Data records:
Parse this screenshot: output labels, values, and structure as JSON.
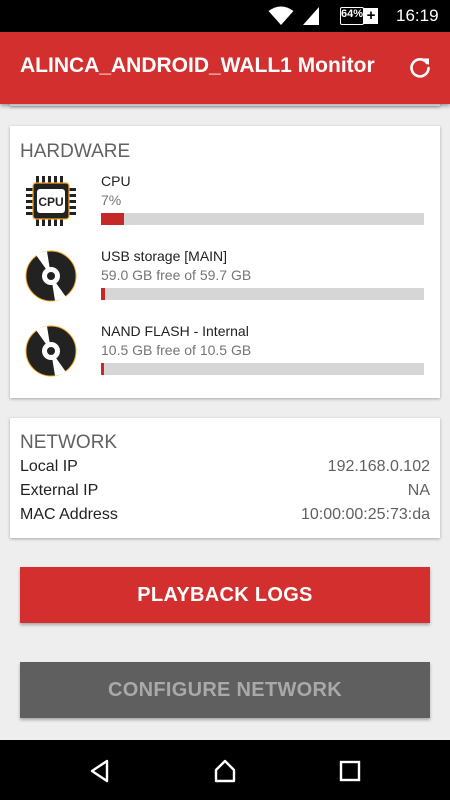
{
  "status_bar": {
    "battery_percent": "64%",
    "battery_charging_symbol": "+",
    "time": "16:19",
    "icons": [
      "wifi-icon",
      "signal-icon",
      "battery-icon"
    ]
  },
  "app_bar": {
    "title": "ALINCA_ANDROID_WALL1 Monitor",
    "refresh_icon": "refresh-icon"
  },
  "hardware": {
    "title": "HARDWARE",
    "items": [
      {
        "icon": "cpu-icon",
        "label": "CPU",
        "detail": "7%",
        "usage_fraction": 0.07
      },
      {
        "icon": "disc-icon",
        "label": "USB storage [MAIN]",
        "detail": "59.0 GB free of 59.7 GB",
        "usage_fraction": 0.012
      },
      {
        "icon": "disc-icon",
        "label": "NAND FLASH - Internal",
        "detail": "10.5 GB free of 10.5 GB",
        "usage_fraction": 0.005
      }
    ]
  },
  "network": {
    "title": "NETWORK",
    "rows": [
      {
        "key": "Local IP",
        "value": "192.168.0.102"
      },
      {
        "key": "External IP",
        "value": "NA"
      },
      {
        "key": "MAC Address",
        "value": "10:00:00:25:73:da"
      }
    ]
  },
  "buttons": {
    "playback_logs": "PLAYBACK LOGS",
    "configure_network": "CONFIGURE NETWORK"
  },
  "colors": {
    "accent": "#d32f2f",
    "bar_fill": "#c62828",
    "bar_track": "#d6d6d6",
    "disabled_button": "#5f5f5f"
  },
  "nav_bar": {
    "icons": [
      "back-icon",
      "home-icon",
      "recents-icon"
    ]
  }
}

**EXERCISE DESCRIPTION**
Transcribe all of the material exactly, leaving out whatever pictures it contains.

**EXERCISE ANSWER**
Parse this screenshot: output labels, values, and structure as JSON.
{
  "status_bar": {
    "battery_percent": "64%",
    "battery_charging_symbol": "+",
    "time": "16:19",
    "icons": [
      "wifi-icon",
      "signal-icon",
      "battery-icon"
    ]
  },
  "app_bar": {
    "title": "ALINCA_ANDROID_WALL1 Monitor",
    "refresh_icon": "refresh-icon"
  },
  "hardware": {
    "title": "HARDWARE",
    "items": [
      {
        "icon": "cpu-icon",
        "label": "CPU",
        "detail": "7%",
        "usage_fraction": 0.07
      },
      {
        "icon": "disc-icon",
        "label": "USB storage [MAIN]",
        "detail": "59.0 GB free of 59.7 GB",
        "usage_fraction": 0.012
      },
      {
        "icon": "disc-icon",
        "label": "NAND FLASH - Internal",
        "detail": "10.5 GB free of 10.5 GB",
        "usage_fraction": 0.005
      }
    ]
  },
  "network": {
    "title": "NETWORK",
    "rows": [
      {
        "key": "Local IP",
        "value": "192.168.0.102"
      },
      {
        "key": "External IP",
        "value": "NA"
      },
      {
        "key": "MAC Address",
        "value": "10:00:00:25:73:da"
      }
    ]
  },
  "buttons": {
    "playback_logs": "PLAYBACK LOGS",
    "configure_network": "CONFIGURE NETWORK"
  },
  "colors": {
    "accent": "#d32f2f",
    "bar_fill": "#c62828",
    "bar_track": "#d6d6d6",
    "disabled_button": "#5f5f5f"
  },
  "nav_bar": {
    "icons": [
      "back-icon",
      "home-icon",
      "recents-icon"
    ]
  }
}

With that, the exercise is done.